Only the pictures are to be left out; set down the rest of the records exactly.

═══ Input ═══

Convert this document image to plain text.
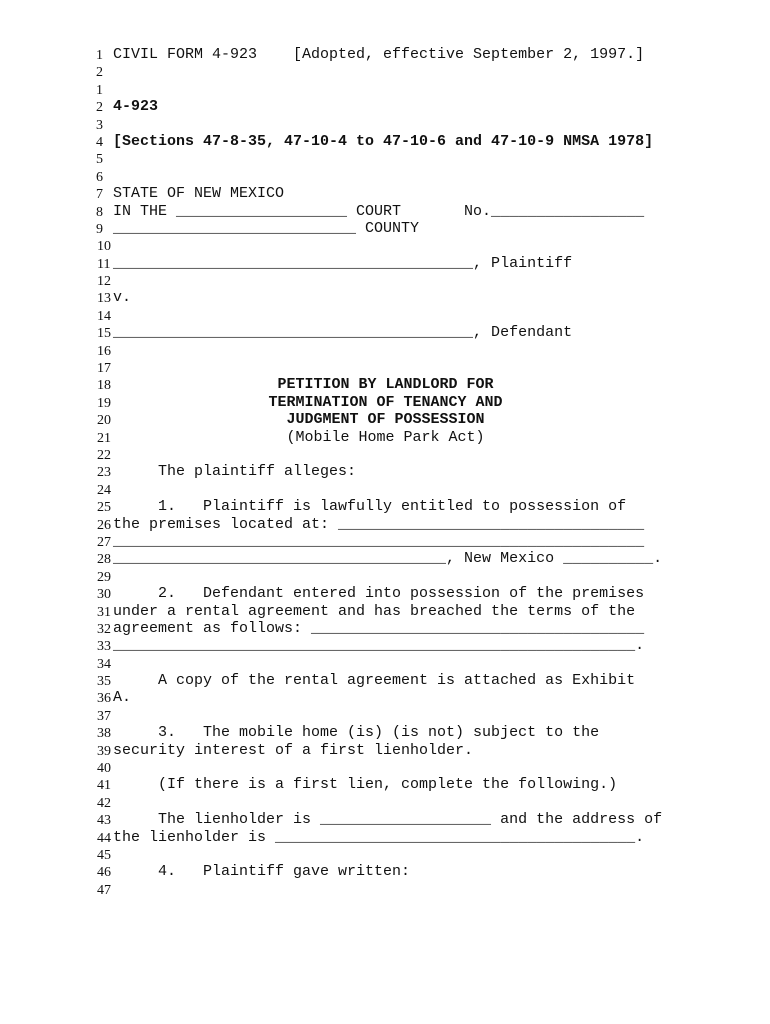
1 CIVIL FORM 4-923    [Adopted, effective September 2, 1997.]
2
1
2 4-923
3
4 [Sections 47-8-35, 47-10-4 to 47-10-6 and 47-10-9 NMSA 1978]
5
6
7 STATE OF NEW MEXICO
8 IN THE ___________________ COURT       No._________________
9 ___________________________ COUNTY
10
11 ________________________________________, Plaintiff
12
13 v.
14
15 ________________________________________, Defendant
16
17
18	PETITION BY LANDLORD FOR
19	TERMINATION OF TENANCY AND
20	JUDGMENT OF POSSESSION
21	(Mobile Home Park Act)
22
23 The plaintiff alleges:
24
25 1.   Plaintiff is lawfully entitled to possession of
26 the premises located at: __________________________________
27 ___________________________________________________________
28 _____________________________________, New Mexico __________.
29
30 2.   Defendant entered into possession of the premises
31 under a rental agreement and has breached the terms of the
32 agreement as follows: _____________________________________
33 __________________________________________________________.
34
35 A copy of the rental agreement is attached as Exhibit
36 A.
37
38 3.   The mobile home (is) (is not) subject to the
39 security interest of a first lienholder.
40
41 (If there is a first lien, complete the following.)
42
43 The lienholder is ___________________ and the address of
44 the lienholder is ________________________________________.
45
46 4.   Plaintiff gave written:
47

═══

* [Result of this exercise]
Convert this document image to plain text.
1 CIVIL FORM 4-923    [Adopted, effective September 2, 1997.]
2
1
2 4-923
3
4 [Sections 47-8-35, 47-10-4 to 47-10-6 and 47-10-9 NMSA 1978]
5
6
7 STATE OF NEW MEXICO
8 IN THE ___________________ COURT       No._________________
9 ___________________________ COUNTY
10
11 ________________________________________, Plaintiff
12
13 v.
14
15 ________________________________________, Defendant
16
17
18	PETITION BY LANDLORD FOR
19	TERMINATION OF TENANCY AND
20	JUDGMENT OF POSSESSION
21	(Mobile Home Park Act)
22
23 The plaintiff alleges:
24
25 1.   Plaintiff is lawfully entitled to possession of
26 the premises located at: __________________________________
27 ___________________________________________________________
28 _____________________________________, New Mexico __________.
29
30 2.   Defendant entered into possession of the premises
31 under a rental agreement and has breached the terms of the
32 agreement as follows: _____________________________________
33 __________________________________________________________.
34
35 A copy of the rental agreement is attached as Exhibit
36 A.
37
38 3.   The mobile home (is) (is not) subject to the
39 security interest of a first lienholder.
40
41 (If there is a first lien, complete the following.)
42
43 The lienholder is ___________________ and the address of
44 the lienholder is ________________________________________.
45
46 4.   Plaintiff gave written:
47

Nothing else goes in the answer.